JUDGMENT
D.M. Patnaik, J.
1. In this appeal from the jail, the convict assails his conviction and sentence of imprisonment for life for the offence punishable under Section 302, I.P.C.
2. The prosecution case is, on 15-3-87 at about noon time the deceased, a lady (locally called as Bayani for her erratic behaviour and movement) entered the house of the appellant and broke his earthen articles after eating away his food. At this it is stated, that the appellant chased the said Bayani holding an axe and killed her inside Atei reserve forest close to village Bailjodi, the village of the appellant.
The prosecution case further proceeds that after killing Bayani, the appellant came to the village and gave out that he had killed ‘Bayani’. This was heard by P.W. 2, daughter of P.W. 1 who informed the latter and P.W. 1 reported the matter at the police station. A Panch was also held in the village on the following day where it was stated that the appellant confessed his guilt before the Panch. A case having been registered, investigation was taken up and charge-sheet having been filed, the appellant faced his trial and convicted and sentenced as stated above.

Stated task 1: Copy the records word for word, from their first line through the line containing "10, 575, 460]", with both of those lines included.
The judgment and the records are unrelated material.

Data for this exercise:
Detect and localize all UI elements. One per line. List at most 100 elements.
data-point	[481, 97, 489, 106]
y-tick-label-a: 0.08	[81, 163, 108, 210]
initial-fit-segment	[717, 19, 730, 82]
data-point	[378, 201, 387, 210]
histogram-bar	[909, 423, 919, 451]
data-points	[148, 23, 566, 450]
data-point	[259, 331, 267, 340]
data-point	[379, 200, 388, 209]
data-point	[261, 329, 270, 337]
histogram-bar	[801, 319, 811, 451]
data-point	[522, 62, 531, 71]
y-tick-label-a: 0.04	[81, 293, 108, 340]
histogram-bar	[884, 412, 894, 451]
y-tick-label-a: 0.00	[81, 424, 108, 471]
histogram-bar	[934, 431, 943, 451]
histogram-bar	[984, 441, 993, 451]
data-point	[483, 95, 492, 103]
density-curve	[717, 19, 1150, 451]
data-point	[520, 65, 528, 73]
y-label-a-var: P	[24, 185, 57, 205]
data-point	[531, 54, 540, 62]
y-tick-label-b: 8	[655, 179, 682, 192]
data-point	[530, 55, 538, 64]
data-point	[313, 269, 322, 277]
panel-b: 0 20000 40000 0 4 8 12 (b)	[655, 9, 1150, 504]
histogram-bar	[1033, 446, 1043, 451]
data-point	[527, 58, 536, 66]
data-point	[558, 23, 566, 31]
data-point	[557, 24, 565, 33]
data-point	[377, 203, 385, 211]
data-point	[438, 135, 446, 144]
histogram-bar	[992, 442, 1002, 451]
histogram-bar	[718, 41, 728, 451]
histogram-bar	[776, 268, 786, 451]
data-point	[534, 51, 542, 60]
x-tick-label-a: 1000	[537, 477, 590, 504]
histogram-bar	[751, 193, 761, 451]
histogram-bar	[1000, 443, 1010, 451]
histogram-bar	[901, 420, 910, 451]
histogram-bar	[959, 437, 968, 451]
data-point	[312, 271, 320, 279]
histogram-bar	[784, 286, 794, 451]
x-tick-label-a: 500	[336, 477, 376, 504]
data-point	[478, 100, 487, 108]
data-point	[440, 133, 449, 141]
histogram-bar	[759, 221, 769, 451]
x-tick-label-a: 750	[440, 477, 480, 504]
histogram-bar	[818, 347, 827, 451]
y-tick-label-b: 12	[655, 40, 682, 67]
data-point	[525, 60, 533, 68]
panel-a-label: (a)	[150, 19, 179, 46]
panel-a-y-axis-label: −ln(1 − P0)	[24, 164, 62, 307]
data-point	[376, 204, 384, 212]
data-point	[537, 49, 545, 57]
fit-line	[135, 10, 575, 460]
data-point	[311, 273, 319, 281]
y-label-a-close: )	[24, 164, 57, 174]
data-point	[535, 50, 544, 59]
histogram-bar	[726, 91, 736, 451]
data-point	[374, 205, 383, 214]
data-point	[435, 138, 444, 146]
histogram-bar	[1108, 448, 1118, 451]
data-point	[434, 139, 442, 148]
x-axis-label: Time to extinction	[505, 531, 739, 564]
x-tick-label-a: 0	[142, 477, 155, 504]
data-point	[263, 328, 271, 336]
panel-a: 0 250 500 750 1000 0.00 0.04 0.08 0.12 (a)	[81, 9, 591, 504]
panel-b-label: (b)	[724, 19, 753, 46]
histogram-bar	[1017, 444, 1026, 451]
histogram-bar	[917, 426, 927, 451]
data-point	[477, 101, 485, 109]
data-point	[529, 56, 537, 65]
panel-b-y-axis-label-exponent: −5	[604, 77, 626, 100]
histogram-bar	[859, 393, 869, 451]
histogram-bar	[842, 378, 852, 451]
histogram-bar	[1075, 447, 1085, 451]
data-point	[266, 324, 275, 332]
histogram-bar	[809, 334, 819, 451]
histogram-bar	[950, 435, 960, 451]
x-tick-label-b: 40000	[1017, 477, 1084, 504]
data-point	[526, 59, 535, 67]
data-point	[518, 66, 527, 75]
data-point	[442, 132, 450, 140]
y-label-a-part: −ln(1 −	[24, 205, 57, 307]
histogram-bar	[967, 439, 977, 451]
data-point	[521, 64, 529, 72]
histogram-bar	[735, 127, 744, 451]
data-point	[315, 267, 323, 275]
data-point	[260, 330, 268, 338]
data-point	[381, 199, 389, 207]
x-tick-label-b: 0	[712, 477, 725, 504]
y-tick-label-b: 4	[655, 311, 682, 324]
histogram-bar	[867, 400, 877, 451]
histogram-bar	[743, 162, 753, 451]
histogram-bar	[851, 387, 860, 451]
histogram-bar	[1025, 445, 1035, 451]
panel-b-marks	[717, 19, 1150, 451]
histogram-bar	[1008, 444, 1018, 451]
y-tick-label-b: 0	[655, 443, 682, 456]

Stated task 2: Rewrite the paragraph of the judgment beginning "The prosecution case further proceeds" as a shorter list that keeps its main facts.

Answer 1:
Detect and localize all UI elements. One per line. List at most 100 elements.
data-point	[481, 97, 489, 106]
y-tick-label-a: 0.08	[81, 163, 108, 210]
initial-fit-segment	[717, 19, 730, 82]
data-point	[378, 201, 387, 210]
histogram-bar	[909, 423, 919, 451]
data-points	[148, 23, 566, 450]
data-point	[259, 331, 267, 340]
data-point	[379, 200, 388, 209]
data-point	[261, 329, 270, 337]
histogram-bar	[801, 319, 811, 451]
data-point	[522, 62, 531, 71]
y-tick-label-a: 0.04	[81, 293, 108, 340]
histogram-bar	[884, 412, 894, 451]
y-tick-label-a: 0.00	[81, 424, 108, 471]
histogram-bar	[934, 431, 943, 451]
histogram-bar	[984, 441, 993, 451]
data-point	[483, 95, 492, 103]
density-curve	[717, 19, 1150, 451]
data-point	[520, 65, 528, 73]
y-label-a-var: P	[24, 185, 57, 205]
data-point	[531, 54, 540, 62]
y-tick-label-b: 8	[655, 179, 682, 192]
data-point	[530, 55, 538, 64]
data-point	[313, 269, 322, 277]
panel-b: 0 20000 40000 0 4 8 12 (b)	[655, 9, 1150, 504]
histogram-bar	[1033, 446, 1043, 451]
data-point	[527, 58, 536, 66]
data-point	[558, 23, 566, 31]
data-point	[557, 24, 565, 33]
data-point	[377, 203, 385, 211]
data-point	[438, 135, 446, 144]
histogram-bar	[992, 442, 1002, 451]
histogram-bar	[718, 41, 728, 451]
histogram-bar	[776, 268, 786, 451]
data-point	[534, 51, 542, 60]
x-tick-label-a: 1000	[537, 477, 590, 504]
histogram-bar	[751, 193, 761, 451]
histogram-bar	[1000, 443, 1010, 451]
histogram-bar	[901, 420, 910, 451]
histogram-bar	[959, 437, 968, 451]
data-point	[312, 271, 320, 279]
histogram-bar	[784, 286, 794, 451]
x-tick-label-a: 500	[336, 477, 376, 504]
data-point	[478, 100, 487, 108]
data-point	[440, 133, 449, 141]
histogram-bar	[759, 221, 769, 451]
x-tick-label-a: 750	[440, 477, 480, 504]
histogram-bar	[818, 347, 827, 451]
y-tick-label-b: 12	[655, 40, 682, 67]
data-point	[525, 60, 533, 68]
panel-a-label: (a)	[150, 19, 179, 46]
panel-a-y-axis-label: −ln(1 − P0)	[24, 164, 62, 307]
data-point	[376, 204, 384, 212]
data-point	[537, 49, 545, 57]
fit-line	[135, 10, 575, 460]

Answer 2:
- After killing Bayani, the appellant came to the village and said that he had killed her.
- P.W. 2, the daughter of P.W. 1, heard this and told P.W. 1, who reported the matter at the police station.
- The next day a Panch was held in the village, and it was stated there that the appellant confessed his guilt before it.
- A case was registered and investigated, and a charge-sheet was filed.
- The appellant was tried, convicted and sentenced.